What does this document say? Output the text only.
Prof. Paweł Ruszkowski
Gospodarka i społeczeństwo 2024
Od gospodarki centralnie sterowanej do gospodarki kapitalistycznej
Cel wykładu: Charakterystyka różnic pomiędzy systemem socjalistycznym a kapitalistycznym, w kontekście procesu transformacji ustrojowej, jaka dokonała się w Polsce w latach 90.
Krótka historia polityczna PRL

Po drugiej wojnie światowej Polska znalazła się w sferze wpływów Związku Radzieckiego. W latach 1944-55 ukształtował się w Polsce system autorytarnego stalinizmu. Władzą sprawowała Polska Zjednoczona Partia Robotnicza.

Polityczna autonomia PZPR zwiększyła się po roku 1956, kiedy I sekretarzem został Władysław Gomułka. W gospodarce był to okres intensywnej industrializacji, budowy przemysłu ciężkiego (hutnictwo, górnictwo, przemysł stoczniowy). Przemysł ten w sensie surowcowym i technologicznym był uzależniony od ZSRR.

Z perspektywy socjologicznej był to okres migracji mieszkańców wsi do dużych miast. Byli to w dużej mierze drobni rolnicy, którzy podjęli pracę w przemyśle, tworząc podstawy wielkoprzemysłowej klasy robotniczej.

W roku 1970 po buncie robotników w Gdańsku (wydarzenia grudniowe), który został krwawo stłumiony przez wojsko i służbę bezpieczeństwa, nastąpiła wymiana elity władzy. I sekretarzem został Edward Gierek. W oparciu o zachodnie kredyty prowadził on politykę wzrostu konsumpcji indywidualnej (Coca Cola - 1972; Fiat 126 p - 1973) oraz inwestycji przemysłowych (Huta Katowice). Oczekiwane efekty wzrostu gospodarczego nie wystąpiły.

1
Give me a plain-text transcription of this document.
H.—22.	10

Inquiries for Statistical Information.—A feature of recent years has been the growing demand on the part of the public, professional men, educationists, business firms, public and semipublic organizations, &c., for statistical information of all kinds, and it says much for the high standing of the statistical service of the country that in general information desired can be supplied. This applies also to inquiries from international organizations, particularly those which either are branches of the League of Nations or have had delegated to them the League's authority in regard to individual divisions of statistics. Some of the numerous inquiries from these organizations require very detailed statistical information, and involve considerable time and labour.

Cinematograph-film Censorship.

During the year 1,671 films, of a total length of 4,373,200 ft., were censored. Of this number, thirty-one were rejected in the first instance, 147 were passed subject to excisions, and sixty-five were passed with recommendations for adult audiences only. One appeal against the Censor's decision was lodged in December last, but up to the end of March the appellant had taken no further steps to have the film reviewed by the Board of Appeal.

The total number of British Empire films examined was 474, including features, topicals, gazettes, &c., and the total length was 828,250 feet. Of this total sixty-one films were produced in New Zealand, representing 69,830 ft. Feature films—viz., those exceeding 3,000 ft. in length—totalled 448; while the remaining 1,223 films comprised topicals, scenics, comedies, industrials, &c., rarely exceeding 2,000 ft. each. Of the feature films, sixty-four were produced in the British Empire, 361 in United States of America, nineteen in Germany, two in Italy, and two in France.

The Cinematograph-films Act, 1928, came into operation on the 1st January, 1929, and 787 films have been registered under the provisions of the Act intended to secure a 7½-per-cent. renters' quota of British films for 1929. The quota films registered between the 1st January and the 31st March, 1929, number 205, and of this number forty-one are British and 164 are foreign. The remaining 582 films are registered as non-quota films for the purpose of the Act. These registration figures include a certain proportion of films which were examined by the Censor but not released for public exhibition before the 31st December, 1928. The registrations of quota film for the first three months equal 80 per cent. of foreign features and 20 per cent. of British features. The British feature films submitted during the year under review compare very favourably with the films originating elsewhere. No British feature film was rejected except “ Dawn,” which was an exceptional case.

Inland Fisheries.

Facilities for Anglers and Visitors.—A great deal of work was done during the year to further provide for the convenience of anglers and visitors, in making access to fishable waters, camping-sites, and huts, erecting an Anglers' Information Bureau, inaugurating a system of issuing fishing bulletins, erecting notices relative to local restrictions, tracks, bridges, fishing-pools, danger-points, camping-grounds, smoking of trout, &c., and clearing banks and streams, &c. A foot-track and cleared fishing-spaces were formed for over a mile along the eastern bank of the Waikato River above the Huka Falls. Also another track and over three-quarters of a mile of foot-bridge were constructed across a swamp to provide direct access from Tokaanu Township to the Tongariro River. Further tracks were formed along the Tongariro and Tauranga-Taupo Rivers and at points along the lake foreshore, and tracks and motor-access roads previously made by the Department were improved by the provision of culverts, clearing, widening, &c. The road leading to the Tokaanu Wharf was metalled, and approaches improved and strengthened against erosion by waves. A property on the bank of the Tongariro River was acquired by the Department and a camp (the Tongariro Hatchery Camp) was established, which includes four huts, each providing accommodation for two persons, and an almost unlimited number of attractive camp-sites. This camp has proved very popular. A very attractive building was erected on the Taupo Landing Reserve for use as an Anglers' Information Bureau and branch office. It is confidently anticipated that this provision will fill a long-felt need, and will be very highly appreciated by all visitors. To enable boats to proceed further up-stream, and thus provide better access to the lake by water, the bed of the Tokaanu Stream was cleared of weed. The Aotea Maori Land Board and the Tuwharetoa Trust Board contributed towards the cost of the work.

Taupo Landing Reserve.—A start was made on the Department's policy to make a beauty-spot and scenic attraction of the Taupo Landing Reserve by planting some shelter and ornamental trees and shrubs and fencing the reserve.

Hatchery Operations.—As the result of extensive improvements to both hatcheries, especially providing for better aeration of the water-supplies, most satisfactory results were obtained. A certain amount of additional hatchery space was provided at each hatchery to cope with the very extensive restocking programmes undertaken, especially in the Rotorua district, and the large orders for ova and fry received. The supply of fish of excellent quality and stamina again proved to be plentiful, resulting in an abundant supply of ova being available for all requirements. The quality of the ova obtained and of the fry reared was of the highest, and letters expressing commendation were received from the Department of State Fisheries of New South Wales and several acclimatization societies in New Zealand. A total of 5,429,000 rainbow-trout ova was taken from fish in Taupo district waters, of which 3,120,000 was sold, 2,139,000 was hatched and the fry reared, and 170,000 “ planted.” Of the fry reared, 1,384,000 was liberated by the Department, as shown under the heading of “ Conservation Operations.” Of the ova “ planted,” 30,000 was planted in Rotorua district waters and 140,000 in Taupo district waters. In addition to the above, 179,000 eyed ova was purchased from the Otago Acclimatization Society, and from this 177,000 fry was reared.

++++++

→ **Problem details**
Using the listing, say how many lines include the word "document", and add nothing else.

→ **Response to this exercise**
2